→ **Exercise objective**
Your task is to copy each line that has the word "JSON".

══ Information shown

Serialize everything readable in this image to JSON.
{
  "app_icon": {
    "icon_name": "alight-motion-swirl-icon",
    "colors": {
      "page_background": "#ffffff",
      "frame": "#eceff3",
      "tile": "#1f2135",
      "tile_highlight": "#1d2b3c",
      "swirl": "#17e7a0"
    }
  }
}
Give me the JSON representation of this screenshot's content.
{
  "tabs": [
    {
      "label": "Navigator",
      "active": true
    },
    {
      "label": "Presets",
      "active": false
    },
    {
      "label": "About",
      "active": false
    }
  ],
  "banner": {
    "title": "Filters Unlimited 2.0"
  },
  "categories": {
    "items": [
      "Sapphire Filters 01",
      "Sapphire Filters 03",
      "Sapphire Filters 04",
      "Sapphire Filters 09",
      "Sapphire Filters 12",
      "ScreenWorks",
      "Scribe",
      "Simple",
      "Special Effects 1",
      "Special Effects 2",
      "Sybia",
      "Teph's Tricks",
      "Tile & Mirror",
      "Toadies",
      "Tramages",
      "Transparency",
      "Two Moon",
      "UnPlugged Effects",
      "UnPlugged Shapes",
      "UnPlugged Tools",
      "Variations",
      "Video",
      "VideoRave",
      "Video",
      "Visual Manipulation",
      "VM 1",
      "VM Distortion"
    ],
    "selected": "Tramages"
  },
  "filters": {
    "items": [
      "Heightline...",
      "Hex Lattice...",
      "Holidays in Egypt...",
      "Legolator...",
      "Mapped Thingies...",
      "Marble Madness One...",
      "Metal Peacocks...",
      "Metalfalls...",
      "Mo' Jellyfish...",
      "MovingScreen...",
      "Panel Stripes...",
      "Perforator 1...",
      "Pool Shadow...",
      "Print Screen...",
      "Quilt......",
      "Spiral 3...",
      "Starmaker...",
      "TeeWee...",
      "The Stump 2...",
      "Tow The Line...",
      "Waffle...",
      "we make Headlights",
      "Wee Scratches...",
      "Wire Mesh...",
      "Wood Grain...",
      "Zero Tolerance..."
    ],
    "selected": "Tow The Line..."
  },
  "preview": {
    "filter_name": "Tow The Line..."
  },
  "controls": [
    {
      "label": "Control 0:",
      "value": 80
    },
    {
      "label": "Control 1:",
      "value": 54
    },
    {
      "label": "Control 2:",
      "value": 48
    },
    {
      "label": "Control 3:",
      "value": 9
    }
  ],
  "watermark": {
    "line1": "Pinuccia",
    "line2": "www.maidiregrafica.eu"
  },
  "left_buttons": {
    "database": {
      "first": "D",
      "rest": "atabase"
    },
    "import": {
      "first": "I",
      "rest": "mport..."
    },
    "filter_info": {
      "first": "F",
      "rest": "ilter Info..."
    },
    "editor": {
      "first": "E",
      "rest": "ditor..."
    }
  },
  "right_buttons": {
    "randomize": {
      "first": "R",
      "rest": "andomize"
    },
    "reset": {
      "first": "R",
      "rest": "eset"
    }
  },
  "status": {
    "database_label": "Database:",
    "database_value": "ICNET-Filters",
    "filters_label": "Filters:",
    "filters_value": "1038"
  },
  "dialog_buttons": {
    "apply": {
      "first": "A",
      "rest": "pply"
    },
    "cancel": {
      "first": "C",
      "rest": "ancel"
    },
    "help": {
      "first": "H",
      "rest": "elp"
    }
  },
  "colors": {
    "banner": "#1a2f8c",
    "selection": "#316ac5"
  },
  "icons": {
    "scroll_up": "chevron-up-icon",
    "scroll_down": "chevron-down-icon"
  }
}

════

→ **Task solution**
Serialize everything readable in this image to JSON.
Give me the JSON representation of this screenshot's content.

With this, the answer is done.